## Information provided
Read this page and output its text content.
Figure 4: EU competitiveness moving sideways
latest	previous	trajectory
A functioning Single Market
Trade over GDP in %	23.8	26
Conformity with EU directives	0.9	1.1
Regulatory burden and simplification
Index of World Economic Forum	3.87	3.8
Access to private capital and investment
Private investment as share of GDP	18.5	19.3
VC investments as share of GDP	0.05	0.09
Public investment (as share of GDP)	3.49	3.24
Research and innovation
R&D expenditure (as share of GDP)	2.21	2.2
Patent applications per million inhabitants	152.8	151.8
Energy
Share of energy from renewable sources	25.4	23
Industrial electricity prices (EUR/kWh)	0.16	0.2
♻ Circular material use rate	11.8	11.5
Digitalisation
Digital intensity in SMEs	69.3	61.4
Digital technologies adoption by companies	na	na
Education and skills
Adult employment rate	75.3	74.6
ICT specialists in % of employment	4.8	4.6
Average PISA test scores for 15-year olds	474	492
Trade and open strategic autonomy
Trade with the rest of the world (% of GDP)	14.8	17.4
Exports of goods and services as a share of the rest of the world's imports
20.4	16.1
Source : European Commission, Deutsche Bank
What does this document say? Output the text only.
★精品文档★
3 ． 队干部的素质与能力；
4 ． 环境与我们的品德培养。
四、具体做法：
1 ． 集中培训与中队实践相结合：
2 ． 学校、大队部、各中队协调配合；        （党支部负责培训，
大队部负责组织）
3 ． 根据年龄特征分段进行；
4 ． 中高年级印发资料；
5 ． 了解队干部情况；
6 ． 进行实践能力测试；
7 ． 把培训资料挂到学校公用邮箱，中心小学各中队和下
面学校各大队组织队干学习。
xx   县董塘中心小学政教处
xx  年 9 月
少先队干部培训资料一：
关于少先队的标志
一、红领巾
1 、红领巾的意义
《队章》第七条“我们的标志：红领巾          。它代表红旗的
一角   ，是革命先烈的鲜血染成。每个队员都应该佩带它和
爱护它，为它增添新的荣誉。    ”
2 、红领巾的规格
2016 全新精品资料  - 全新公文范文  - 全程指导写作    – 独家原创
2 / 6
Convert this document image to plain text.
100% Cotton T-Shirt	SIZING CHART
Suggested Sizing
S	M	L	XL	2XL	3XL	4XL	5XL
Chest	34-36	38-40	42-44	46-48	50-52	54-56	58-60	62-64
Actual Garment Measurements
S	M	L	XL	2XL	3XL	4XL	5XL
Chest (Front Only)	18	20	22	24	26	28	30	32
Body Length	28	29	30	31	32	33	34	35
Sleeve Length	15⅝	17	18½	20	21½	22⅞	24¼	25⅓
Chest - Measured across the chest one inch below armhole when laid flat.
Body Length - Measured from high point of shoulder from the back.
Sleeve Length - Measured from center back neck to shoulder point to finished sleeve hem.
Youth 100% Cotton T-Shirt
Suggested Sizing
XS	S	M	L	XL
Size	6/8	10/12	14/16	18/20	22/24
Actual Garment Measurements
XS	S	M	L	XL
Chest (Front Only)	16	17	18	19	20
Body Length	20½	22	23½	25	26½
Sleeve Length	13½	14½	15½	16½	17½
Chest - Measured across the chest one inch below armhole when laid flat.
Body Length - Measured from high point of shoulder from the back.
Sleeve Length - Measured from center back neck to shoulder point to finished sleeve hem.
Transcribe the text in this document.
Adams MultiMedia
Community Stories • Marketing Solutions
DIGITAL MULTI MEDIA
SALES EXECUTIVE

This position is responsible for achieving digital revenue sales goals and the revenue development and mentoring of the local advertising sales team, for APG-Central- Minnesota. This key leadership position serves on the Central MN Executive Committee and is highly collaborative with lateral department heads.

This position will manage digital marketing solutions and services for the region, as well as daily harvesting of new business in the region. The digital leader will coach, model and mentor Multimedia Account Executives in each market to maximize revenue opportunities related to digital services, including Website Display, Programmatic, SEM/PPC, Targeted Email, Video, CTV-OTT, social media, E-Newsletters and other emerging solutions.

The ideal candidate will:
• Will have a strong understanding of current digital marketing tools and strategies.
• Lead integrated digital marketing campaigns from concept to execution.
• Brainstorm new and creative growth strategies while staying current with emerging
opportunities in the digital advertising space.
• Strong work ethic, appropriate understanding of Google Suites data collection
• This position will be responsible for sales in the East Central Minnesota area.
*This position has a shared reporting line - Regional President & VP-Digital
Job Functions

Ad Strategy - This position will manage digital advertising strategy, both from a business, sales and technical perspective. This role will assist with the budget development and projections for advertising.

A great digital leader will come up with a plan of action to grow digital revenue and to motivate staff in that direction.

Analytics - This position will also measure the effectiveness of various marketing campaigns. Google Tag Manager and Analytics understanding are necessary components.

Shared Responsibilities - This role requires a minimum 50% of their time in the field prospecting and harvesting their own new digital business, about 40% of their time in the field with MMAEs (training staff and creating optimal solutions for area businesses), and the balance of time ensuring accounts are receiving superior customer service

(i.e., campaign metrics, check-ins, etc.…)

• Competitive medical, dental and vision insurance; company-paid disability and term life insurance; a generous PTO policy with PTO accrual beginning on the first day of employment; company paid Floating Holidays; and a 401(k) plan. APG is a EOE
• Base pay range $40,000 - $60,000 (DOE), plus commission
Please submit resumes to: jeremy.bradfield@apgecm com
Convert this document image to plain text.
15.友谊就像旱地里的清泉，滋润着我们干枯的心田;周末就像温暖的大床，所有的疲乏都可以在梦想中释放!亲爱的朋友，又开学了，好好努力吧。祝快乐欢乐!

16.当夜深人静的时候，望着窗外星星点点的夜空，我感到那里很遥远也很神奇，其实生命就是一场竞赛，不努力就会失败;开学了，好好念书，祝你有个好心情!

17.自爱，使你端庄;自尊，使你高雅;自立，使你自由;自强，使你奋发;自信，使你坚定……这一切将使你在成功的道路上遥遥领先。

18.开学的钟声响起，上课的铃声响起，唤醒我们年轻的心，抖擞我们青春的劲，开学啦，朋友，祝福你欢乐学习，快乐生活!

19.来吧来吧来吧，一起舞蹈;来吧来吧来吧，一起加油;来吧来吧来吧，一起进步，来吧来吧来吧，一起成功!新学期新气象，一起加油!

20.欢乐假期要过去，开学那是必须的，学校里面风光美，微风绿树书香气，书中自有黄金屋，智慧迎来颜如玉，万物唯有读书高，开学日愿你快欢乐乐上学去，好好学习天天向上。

## Requirement
All of the entries must be written out exactly as they stand.

## Exercise solution
Read this page and output its text content.
Figure 4: EU competitiveness moving sideways
latest	previous	trajectory
A functioning Single Market
Trade over GDP in %	23.8	26
Conformity with EU directives	0.9	1.1
Regulatory burden and simplification
Index of World Economic Forum	3.87	3.8
Access to private capital and investment
Private investment as share of GDP	18.5	19.3
VC investments as share of GDP	0.05	0.09
Public investment (as share of GDP)	3.49	3.24
Research and innovation
R&D expenditure (as share of GDP)	2.21	2.2
Patent applications per million inhabitants	152.8	151.8
Energy
Share of energy from renewable sources	25.4	23
Industrial electricity prices (EUR/kWh)	0.16	0.2
♻ Circular material use rate	11.8	11.5
Digitalisation
Digital intensity in SMEs	69.3	61.4
Digital technologies adoption by companies	na	na
Education and skills
Adult employment rate	75.3	74.6
ICT specialists in % of employment	4.8	4.6
Average PISA test scores for 15-year olds	474	492
Trade and open strategic autonomy
Trade with the rest of the world (% of GDP)	14.8	17.4
Exports of goods and services as a share of the rest of the world's imports
20.4	16.1
Source : European Commission, Deutsche Bank
What does this document say? Output the text only.
★精品文档★
3 ． 队干部的素质与能力；
4 ． 环境与我们的品德培养。
四、具体做法：
1 ． 集中培训与中队实践相结合：
2 ． 学校、大队部、各中队协调配合；        （党支部负责培训，
大队部负责组织）
3 ． 根据年龄特征分段进行；
4 ． 中高年级印发资料；
5 ． 了解队干部情况；
6 ． 进行实践能力测试；
7 ． 把培训资料挂到学校公用邮箱，中心小学各中队和下
面学校各大队组织队干学习。
xx   县董塘中心小学政教处
xx  年 9 月
少先队干部培训资料一：
关于少先队的标志
一、红领巾
1 、红领巾的意义
《队章》第七条“我们的标志：红领巾          。它代表红旗的
一角   ，是革命先烈的鲜血染成。每个队员都应该佩带它和
爱护它，为它增添新的荣誉。    ”
2 、红领巾的规格
2016 全新精品资料  - 全新公文范文  - 全程指导写作    – 独家原创
2 / 6
Convert this document image to plain text.
100% Cotton T-Shirt	SIZING CHART
Suggested Sizing
S	M	L	XL	2XL	3XL	4XL	5XL
Chest	34-36	38-40	42-44	46-48	50-52	54-56	58-60	62-64
Actual Garment Measurements
S	M	L	XL	2XL	3XL	4XL	5XL
Chest (Front Only)	18	20	22	24	26	28	30	32
Body Length	28	29	30	31	32	33	34	35
Sleeve Length	15⅝	17	18½	20	21½	22⅞	24¼	25⅓
Chest - Measured across the chest one inch below armhole when laid flat.
Body Length - Measured from high point of shoulder from the back.
Sleeve Length - Measured from center back neck to shoulder point to finished sleeve hem.
Youth 100% Cotton T-Shirt
Suggested Sizing
XS	S	M	L	XL
Size	6/8	10/12	14/16	18/20	22/24
Actual Garment Measurements
XS	S	M	L	XL
Chest (Front Only)	16	17	18	19	20
Body Length	20½	22	23½	25	26½
Sleeve Length	13½	14½	15½	16½	17½
Chest - Measured across the chest one inch below armhole when laid flat.
Body Length - Measured from high point of shoulder from the back.
Sleeve Length - Measured from center back neck to shoulder point to finished sleeve hem.
Transcribe the text in this document.
Adams MultiMedia
Community Stories • Marketing Solutions
DIGITAL MULTI MEDIA
SALES EXECUTIVE

This position is responsible for achieving digital revenue sales goals and the revenue development and mentoring of the local advertising sales team, for APG-Central- Minnesota. This key leadership position serves on the Central MN Executive Committee and is highly collaborative with lateral department heads.

This position will manage digital marketing solutions and services for the region, as well as daily harvesting of new business in the region. The digital leader will coach, model and mentor Multimedia Account Executives in each market to maximize revenue opportunities related to digital services, including Website Display, Programmatic, SEM/PPC, Targeted Email, Video, CTV-OTT, social media, E-Newsletters and other emerging solutions.

The ideal candidate will:
• Will have a strong understanding of current digital marketing tools and strategies.
• Lead integrated digital marketing campaigns from concept to execution.
• Brainstorm new and creative growth strategies while staying current with emerging
opportunities in the digital advertising space.
• Strong work ethic, appropriate understanding of Google Suites data collection
• This position will be responsible for sales in the East Central Minnesota area.
*This position has a shared reporting line - Regional President & VP-Digital
Job Functions

Ad Strategy - This position will manage digital advertising strategy, both from a business, sales and technical perspective. This role will assist with the budget development and projections for advertising.

A great digital leader will come up with a plan of action to grow digital revenue and to motivate staff in that direction.

Analytics - This position will also measure the effectiveness of various marketing campaigns. Google Tag Manager and Analytics understanding are necessary components.

Shared Responsibilities - This role requires a minimum 50% of their time in the field prospecting and harvesting their own new digital business, about 40% of their time in the field with MMAEs (training staff and creating optimal solutions for area businesses), and the balance of time ensuring accounts are receiving superior customer service

(i.e., campaign metrics, check-ins, etc.…)

• Competitive medical, dental and vision insurance; company-paid disability and term life insurance; a generous PTO policy with PTO accrual beginning on the first day of employment; company paid Floating Holidays; and a 401(k) plan. APG is a EOE
• Base pay range $40,000 - $60,000 (DOE), plus commission
Please submit resumes to: jeremy.bradfield@apgecm com
Convert this document image to plain text.
15.友谊就像旱地里的清泉，滋润着我们干枯的心田;周末就像温暖的大床，所有的疲乏都可以在梦想中释放!亲爱的朋友，又开学了，好好努力吧。祝快乐欢乐!

16.当夜深人静的时候，望着窗外星星点点的夜空，我感到那里很遥远也很神奇，其实生命就是一场竞赛，不努力就会失败;开学了，好好念书，祝你有个好心情!

17.自爱，使你端庄;自尊，使你高雅;自立，使你自由;自强，使你奋发;自信，使你坚定……这一切将使你在成功的道路上遥遥领先。

18.开学的钟声响起，上课的铃声响起，唤醒我们年轻的心，抖擞我们青春的劲，开学啦，朋友，祝福你欢乐学习，快乐生活!

19.来吧来吧来吧，一起舞蹈;来吧来吧来吧，一起加油;来吧来吧来吧，一起进步，来吧来吧来吧，一起成功!新学期新气象，一起加油!

20.欢乐假期要过去，开学那是必须的，学校里面风光美，微风绿树书香气，书中自有黄金屋，智慧迎来颜如玉，万物唯有读书高，开学日愿你快欢乐乐上学去，好好学习天天向上。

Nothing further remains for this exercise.